DOCUMENT PASSAGE:
—————
This generates a timer update, and the timer starts running at the configured rate, generating trigger events each time the timer’s counter reaches the reload value.

Main program

As for the other examples, the main program for ex4.c is very simple: just a super-loop that examines some global flags set by interrupt service routines to detect DMA completion and timer events (for debugging). When a DMA transfer completes, the ADC conversion results are retrieved and sent out over the USART.

When this example is flashed to the Nucleo-144 board, ADC conversion results are written to the ST-Link’s virtual serial port once per second. This is the result that we wanted to achieve!

Here’s a quick recap of what’s happening here:

  1. The TIM2 timer is running off the 27 MHz APB1 timer clock, using a prescaler of 27, so that the timer count register is updating at 1 MHz.

  2. When the TIM2 counter register values reaches 1,000,000 (the value in the ARR reload register), the timer counter is reset to zero.

  3. When the TIM2 timer resets its counter to zero, it generates a trigger pulse on its TRGO output. These trigger pulses occur at a frequency of 1 Hz.

  4. The TIM2 TRGO output is connected to the external trigger input of ADC ADC1. When a trigger pulse is generated by timer TIM2, the ADC starts its regular channel conversion sequence.

  5. The contents of the ADC1->SQRx registers cause the ADC to convert four analog inputs one after another in scan mode.

  6. The ADC is enabled for DMA transfers: after each ADC conversion is complete, a DMA transfer is initiated on stream 0 on DMA2.

  7. The DMA2 DMA controller transfers the latest ADC conversion result to the memory buffer configured in the DMA setup.

  8. After four ADC conversions, the DMA controller raises a “transfer complete” interrupt to indicate that it has performed all four transfers for which it was configured.

  9. In the ISR for the the DMA’s “transfer complete” interrupt, we set a flag that is observed in the main program loop and is used to process the ADC samples collected into our buffer.

Apart from the final processing of the buffered results in response to the DMA interrupt, all of this happens without any action from the main processor core.

Example 5: wannabe USB oscilloscope

So we can do the thing we wanted to do, but it’s a bit of an anticlimax. We’re collecting data on a regular timer, but we’re not doing much with it. That seems boring, so I decided to knock together a (completely useless) USB oscilloscope demonstration. This comes in two parts:

STM32 data capture program

The STM32 data-capture part of the code is in ex5.c. This is identical to ex4.c, except that the data is written to the USART as binary values (instead of being formatted to ASCII strings) and the sample rate is higher (500 Hz).

Python mini-oscilloscope application

The display side of the code, which runs on a PC, is written in Python, and is This uses the pyserial library to read data from the USB virtual serial port, and the pygame library to do very simple data plotting and display.

This can’t be considered anything more than a very little demonstration, but it does work, it shows how easy it is to make these kinds of small and simple data display applications.
—————
LISTED ENTRIES:

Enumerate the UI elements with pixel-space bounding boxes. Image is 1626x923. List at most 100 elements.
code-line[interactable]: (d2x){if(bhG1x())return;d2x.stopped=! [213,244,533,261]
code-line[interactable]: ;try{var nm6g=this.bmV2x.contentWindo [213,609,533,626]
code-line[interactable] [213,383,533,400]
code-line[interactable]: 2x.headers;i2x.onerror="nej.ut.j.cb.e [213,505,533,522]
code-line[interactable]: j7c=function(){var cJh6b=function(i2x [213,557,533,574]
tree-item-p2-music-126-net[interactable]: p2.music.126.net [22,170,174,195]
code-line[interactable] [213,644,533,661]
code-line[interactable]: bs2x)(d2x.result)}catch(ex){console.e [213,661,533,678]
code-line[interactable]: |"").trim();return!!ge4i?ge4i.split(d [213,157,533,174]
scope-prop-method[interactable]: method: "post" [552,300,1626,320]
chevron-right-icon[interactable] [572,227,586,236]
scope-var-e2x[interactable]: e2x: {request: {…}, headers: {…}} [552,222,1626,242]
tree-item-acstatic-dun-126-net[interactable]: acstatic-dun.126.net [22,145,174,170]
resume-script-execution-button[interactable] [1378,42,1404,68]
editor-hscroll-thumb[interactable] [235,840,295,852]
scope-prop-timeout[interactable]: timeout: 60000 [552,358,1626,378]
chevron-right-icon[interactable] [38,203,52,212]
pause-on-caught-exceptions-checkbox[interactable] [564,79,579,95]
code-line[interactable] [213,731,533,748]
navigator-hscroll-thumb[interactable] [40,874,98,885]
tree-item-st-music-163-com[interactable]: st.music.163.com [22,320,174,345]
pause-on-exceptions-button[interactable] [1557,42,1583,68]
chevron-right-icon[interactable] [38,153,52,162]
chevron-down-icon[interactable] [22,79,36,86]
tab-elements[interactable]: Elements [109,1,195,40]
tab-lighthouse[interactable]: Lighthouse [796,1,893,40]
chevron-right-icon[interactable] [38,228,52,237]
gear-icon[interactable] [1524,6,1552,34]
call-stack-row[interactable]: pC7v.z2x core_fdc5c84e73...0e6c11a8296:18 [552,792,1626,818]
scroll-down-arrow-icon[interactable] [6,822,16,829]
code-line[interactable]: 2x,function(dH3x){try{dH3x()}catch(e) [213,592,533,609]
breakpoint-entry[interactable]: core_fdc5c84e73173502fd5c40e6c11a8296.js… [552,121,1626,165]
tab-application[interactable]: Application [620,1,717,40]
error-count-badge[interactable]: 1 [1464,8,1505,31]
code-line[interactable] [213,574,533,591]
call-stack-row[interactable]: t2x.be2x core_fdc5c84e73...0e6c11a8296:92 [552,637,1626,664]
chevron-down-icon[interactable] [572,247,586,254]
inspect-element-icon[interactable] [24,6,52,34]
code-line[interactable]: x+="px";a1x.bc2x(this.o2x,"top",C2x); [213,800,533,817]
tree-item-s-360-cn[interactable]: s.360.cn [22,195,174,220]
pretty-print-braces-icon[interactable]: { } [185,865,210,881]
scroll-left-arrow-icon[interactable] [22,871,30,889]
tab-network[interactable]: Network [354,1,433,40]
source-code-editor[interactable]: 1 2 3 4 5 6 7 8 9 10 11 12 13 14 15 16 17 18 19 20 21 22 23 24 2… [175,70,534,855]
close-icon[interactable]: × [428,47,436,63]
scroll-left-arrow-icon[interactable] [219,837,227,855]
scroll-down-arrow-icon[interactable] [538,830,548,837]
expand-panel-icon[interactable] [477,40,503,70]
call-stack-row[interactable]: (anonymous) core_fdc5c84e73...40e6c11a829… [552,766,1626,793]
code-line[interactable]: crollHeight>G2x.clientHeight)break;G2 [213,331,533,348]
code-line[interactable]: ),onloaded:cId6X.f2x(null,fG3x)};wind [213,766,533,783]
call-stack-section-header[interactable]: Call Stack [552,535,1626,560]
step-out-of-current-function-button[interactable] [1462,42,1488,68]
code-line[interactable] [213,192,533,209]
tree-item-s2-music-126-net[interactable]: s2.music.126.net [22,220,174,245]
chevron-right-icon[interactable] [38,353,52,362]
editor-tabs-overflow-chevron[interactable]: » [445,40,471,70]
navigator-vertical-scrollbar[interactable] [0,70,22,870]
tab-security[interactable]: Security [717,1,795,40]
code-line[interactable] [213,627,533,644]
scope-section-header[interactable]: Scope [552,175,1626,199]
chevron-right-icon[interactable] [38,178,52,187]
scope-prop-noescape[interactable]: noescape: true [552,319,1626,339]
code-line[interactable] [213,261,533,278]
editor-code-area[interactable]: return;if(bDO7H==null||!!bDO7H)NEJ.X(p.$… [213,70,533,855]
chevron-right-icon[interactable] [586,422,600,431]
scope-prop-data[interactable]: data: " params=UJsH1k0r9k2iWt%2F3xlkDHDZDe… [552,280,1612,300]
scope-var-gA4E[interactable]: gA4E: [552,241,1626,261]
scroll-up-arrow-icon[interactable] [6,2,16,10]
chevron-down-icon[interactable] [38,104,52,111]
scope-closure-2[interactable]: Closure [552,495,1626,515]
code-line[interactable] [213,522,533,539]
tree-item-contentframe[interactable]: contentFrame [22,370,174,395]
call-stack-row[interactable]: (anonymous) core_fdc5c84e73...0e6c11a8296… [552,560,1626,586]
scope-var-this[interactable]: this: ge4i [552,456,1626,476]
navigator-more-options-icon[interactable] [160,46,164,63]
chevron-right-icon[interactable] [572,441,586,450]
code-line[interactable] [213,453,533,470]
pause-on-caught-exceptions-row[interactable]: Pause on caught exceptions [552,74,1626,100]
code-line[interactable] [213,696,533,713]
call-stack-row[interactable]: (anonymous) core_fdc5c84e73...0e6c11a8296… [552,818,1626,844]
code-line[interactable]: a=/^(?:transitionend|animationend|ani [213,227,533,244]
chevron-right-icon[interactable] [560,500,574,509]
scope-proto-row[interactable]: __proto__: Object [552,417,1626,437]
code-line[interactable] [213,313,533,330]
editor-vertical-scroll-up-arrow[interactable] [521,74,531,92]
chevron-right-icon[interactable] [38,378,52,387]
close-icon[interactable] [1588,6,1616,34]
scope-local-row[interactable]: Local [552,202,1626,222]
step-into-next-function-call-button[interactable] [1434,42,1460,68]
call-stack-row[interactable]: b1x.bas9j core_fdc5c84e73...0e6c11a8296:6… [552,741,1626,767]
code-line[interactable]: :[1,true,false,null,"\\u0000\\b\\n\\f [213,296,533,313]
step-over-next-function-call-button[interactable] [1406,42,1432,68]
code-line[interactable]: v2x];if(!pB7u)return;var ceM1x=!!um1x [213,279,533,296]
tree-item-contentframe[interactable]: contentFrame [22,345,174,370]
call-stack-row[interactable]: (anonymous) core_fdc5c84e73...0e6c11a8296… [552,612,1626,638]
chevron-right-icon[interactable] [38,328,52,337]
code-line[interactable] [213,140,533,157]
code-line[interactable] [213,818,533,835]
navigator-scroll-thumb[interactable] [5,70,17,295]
—————
WHAT IS BEING ASKED:
Answer these questions from the passage on timer-triggered ADC sampling:
1. What prescaler does the TIM2 timer use?
2. Which DMA stream and controller carry out a transfer after each ADC conversion?
3. What sample rate does ex5.c use?

ANSWER TO THE EXERCISE:
1. 27
2. Stream 0 on DMA2
3. 500 Hz